**** INPUT MATERIAL ****

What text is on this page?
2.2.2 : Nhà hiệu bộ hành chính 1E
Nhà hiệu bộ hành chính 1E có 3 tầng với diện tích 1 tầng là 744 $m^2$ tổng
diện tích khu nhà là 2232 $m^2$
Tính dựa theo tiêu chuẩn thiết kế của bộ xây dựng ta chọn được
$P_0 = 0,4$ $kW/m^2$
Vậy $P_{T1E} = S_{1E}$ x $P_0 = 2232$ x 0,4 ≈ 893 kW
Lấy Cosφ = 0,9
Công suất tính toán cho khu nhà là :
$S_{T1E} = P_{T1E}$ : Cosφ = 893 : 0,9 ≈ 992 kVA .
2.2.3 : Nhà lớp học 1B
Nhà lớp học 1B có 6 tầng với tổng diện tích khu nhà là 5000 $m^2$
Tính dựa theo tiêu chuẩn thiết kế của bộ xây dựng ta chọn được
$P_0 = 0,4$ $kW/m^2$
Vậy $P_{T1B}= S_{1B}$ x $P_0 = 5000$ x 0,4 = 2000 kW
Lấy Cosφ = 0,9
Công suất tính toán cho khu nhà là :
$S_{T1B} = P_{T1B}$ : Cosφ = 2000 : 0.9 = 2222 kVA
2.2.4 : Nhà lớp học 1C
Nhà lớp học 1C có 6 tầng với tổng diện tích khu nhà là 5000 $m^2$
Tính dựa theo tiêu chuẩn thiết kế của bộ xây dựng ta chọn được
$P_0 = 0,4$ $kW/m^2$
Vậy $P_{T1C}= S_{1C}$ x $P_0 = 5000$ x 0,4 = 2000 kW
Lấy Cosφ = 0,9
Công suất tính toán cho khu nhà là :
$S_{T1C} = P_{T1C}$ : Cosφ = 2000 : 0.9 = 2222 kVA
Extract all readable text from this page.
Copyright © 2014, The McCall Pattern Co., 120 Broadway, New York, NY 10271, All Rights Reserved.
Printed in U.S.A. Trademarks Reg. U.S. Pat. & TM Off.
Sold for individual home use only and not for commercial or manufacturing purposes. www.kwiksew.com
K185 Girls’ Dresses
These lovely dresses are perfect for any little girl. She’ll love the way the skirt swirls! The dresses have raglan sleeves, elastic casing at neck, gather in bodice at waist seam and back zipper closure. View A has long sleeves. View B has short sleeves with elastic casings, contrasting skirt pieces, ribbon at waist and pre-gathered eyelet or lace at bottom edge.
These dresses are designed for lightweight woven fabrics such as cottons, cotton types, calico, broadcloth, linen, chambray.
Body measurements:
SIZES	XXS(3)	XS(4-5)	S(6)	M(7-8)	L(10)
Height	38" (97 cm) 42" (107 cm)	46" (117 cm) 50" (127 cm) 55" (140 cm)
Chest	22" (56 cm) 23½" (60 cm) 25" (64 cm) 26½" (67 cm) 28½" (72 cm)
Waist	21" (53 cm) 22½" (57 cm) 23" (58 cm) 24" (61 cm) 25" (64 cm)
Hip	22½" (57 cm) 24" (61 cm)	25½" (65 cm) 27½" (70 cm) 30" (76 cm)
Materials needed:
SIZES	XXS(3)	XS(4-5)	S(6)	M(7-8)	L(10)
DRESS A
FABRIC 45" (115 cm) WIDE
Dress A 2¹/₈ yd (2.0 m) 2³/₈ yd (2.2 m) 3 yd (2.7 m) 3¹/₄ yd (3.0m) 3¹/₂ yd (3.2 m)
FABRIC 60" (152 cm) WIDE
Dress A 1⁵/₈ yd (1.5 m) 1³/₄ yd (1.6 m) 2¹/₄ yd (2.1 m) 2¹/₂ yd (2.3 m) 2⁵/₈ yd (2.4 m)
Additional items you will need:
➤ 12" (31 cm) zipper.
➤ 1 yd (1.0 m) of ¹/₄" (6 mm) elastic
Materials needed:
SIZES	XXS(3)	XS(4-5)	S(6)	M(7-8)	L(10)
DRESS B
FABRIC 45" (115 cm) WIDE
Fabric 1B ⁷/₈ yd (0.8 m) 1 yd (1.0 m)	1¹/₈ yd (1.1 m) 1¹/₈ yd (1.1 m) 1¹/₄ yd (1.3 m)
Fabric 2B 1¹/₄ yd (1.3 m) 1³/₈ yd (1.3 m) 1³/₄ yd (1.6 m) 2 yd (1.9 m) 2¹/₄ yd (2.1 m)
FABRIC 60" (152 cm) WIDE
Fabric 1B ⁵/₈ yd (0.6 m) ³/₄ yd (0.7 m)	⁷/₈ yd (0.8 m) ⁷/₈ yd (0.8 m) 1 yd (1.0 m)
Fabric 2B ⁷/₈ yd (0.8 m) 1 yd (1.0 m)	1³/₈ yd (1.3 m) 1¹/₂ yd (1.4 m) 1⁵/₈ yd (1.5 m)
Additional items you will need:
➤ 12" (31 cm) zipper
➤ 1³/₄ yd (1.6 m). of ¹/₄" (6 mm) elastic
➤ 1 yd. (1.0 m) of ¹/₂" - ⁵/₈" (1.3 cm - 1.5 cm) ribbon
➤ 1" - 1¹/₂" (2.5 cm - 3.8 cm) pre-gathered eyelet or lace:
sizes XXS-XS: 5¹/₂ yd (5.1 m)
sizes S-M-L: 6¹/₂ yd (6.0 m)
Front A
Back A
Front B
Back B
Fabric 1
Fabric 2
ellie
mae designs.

****

Set down the entries above again, word for word.

■ **ANSWER**
What text is on this page?
2.2.2 : Nhà hiệu bộ hành chính 1E
Nhà hiệu bộ hành chính 1E có 3 tầng với diện tích 1 tầng là 744 $m^2$ tổng
diện tích khu nhà là 2232 $m^2$
Tính dựa theo tiêu chuẩn thiết kế của bộ xây dựng ta chọn được
$P_0 = 0,4$ $kW/m^2$
Vậy $P_{T1E} = S_{1E}$ x $P_0 = 2232$ x 0,4 ≈ 893 kW
Lấy Cosφ = 0,9
Công suất tính toán cho khu nhà là :
$S_{T1E} = P_{T1E}$ : Cosφ = 893 : 0,9 ≈ 992 kVA .
2.2.3 : Nhà lớp học 1B
Nhà lớp học 1B có 6 tầng với tổng diện tích khu nhà là 5000 $m^2$
Tính dựa theo tiêu chuẩn thiết kế của bộ xây dựng ta chọn được
$P_0 = 0,4$ $kW/m^2$
Vậy $P_{T1B}= S_{1B}$ x $P_0 = 5000$ x 0,4 = 2000 kW
Lấy Cosφ = 0,9
Công suất tính toán cho khu nhà là :
$S_{T1B} = P_{T1B}$ : Cosφ = 2000 : 0.9 = 2222 kVA
2.2.4 : Nhà lớp học 1C
Nhà lớp học 1C có 6 tầng với tổng diện tích khu nhà là 5000 $m^2$
Tính dựa theo tiêu chuẩn thiết kế của bộ xây dựng ta chọn được
$P_0 = 0,4$ $kW/m^2$
Vậy $P_{T1C}= S_{1C}$ x $P_0 = 5000$ x 0,4 = 2000 kW
Lấy Cosφ = 0,9
Công suất tính toán cho khu nhà là :
$S_{T1C} = P_{T1C}$ : Cosφ = 2000 : 0.9 = 2222 kVA
Extract all readable text from this page.
Copyright © 2014, The McCall Pattern Co., 120 Broadway, New York, NY 10271, All Rights Reserved.
Printed in U.S.A. Trademarks Reg. U.S. Pat. & TM Off.
Sold for individual home use only and not for commercial or manufacturing purposes. www.kwiksew.com
K185 Girls’ Dresses
These lovely dresses are perfect for any little girl. She’ll love the way the skirt swirls! The dresses have raglan sleeves, elastic casing at neck, gather in bodice at waist seam and back zipper closure. View A has long sleeves. View B has short sleeves with elastic casings, contrasting skirt pieces, ribbon at waist and pre-gathered eyelet or lace at bottom edge.
These dresses are designed for lightweight woven fabrics such as cottons, cotton types, calico, broadcloth, linen, chambray.
Body measurements:
SIZES	XXS(3)	XS(4-5)	S(6)	M(7-8)	L(10)
Height	38" (97 cm) 42" (107 cm)	46" (117 cm) 50" (127 cm) 55" (140 cm)
Chest	22" (56 cm) 23½" (60 cm) 25" (64 cm) 26½" (67 cm) 28½" (72 cm)
Waist	21" (53 cm) 22½" (57 cm) 23" (58 cm) 24" (61 cm) 25" (64 cm)
Hip	22½" (57 cm) 24" (61 cm)	25½" (65 cm) 27½" (70 cm) 30" (76 cm)
Materials needed:
SIZES	XXS(3)	XS(4-5)	S(6)	M(7-8)	L(10)
DRESS A
FABRIC 45" (115 cm) WIDE
Dress A 2¹/₈ yd (2.0 m) 2³/₈ yd (2.2 m) 3 yd (2.7 m) 3¹/₄ yd (3.0m) 3¹/₂ yd (3.2 m)
FABRIC 60" (152 cm) WIDE
Dress A 1⁵/₈ yd (1.5 m) 1³/₄ yd (1.6 m) 2¹/₄ yd (2.1 m) 2¹/₂ yd (2.3 m) 2⁵/₈ yd (2.4 m)
Additional items you will need:
➤ 12" (31 cm) zipper.
➤ 1 yd (1.0 m) of ¹/₄" (6 mm) elastic
Materials needed:
SIZES	XXS(3)	XS(4-5)	S(6)	M(7-8)	L(10)
DRESS B
FABRIC 45" (115 cm) WIDE
Fabric 1B ⁷/₈ yd (0.8 m) 1 yd (1.0 m)	1¹/₈ yd (1.1 m) 1¹/₈ yd (1.1 m) 1¹/₄ yd (1.3 m)
Fabric 2B 1¹/₄ yd (1.3 m) 1³/₈ yd (1.3 m) 1³/₄ yd (1.6 m) 2 yd (1.9 m) 2¹/₄ yd (2.1 m)
FABRIC 60" (152 cm) WIDE
Fabric 1B ⁵/₈ yd (0.6 m) ³/₄ yd (0.7 m)	⁷/₈ yd (0.8 m) ⁷/₈ yd (0.8 m) 1 yd (1.0 m)
Fabric 2B ⁷/₈ yd (0.8 m) 1 yd (1.0 m)	1³/₈ yd (1.3 m) 1¹/₂ yd (1.4 m) 1⁵/₈ yd (1.5 m)
Additional items you will need:
➤ 12" (31 cm) zipper
➤ 1³/₄ yd (1.6 m). of ¹/₄" (6 mm) elastic
➤ 1 yd. (1.0 m) of ¹/₂" - ⁵/₈" (1.3 cm - 1.5 cm) ribbon
➤ 1" - 1¹/₂" (2.5 cm - 3.8 cm) pre-gathered eyelet or lace:
sizes XXS-XS: 5¹/₂ yd (5.1 m)
sizes S-M-L: 6¹/₂ yd (6.0 m)
Front A
Back A
Front B
Back B
Fabric 1
Fabric 2
ellie
mae designs.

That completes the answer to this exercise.